Short exercise >> Provide an exact transcription of all the records.

Supplied data >>
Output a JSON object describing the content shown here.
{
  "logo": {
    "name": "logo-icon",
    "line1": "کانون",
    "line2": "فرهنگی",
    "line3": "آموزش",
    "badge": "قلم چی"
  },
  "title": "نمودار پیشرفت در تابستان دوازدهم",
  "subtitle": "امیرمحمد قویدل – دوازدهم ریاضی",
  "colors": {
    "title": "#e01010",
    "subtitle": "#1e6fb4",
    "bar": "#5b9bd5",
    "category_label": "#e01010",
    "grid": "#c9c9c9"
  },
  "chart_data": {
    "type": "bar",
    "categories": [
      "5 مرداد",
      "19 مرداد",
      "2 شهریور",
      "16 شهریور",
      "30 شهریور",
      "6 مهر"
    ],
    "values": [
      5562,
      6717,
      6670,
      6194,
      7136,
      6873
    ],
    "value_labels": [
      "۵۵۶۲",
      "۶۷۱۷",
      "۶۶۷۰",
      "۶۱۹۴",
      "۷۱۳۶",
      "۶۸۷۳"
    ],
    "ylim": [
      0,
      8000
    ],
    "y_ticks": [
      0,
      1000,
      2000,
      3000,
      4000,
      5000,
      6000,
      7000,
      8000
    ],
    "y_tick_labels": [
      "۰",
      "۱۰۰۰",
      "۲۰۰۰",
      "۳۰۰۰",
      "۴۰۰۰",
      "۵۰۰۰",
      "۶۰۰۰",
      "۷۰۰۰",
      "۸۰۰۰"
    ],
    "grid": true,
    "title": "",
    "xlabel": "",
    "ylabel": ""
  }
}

Reply to the exercise >>
Output a JSON object describing the content shown here.
{
  "logo": {
    "name": "logo-icon",
    "line1": "کانون",
    "line2": "فرهنگی",
    "line3": "آموزش",
    "badge": "قلم چی"
  },
  "title": "نمودار پیشرفت در تابستان دوازدهم",
  "subtitle": "امیرمحمد قویدل – دوازدهم ریاضی",
  "colors": {
    "title": "#e01010",
    "subtitle": "#1e6fb4",
    "bar": "#5b9bd5",
    "category_label": "#e01010",
    "grid": "#c9c9c9"
  },
  "chart_data": {
    "type": "bar",
    "categories": [
      "5 مرداد",
      "19 مرداد",
      "2 شهریور",
      "16 شهریور",
      "30 شهریور",
      "6 مهر"
    ],
    "values": [
      5562,
      6717,
      6670,
      6194,
      7136,
      6873
    ],
    "value_labels": [
      "۵۵۶۲",
      "۶۷۱۷",
      "۶۶۷۰",
      "۶۱۹۴",
      "۷۱۳۶",
      "۶۸۷۳"
    ],
    "ylim": [
      0,
      8000
    ],
    "y_ticks": [
      0,
      1000,
      2000,
      3000,
      4000,
      5000,
      6000,
      7000,
      8000
    ],
    "y_tick_labels": [
      "۰",
      "۱۰۰۰",
      "۲۰۰۰",
      "۳۰۰۰",
      "۴۰۰۰",
      "۵۰۰۰",
      "۶۰۰۰",
      "۷۰۰۰",
      "۸۰۰۰"
    ],
    "grid": true,
    "title": "",
    "xlabel": "",
    "ylabel": ""
  }
}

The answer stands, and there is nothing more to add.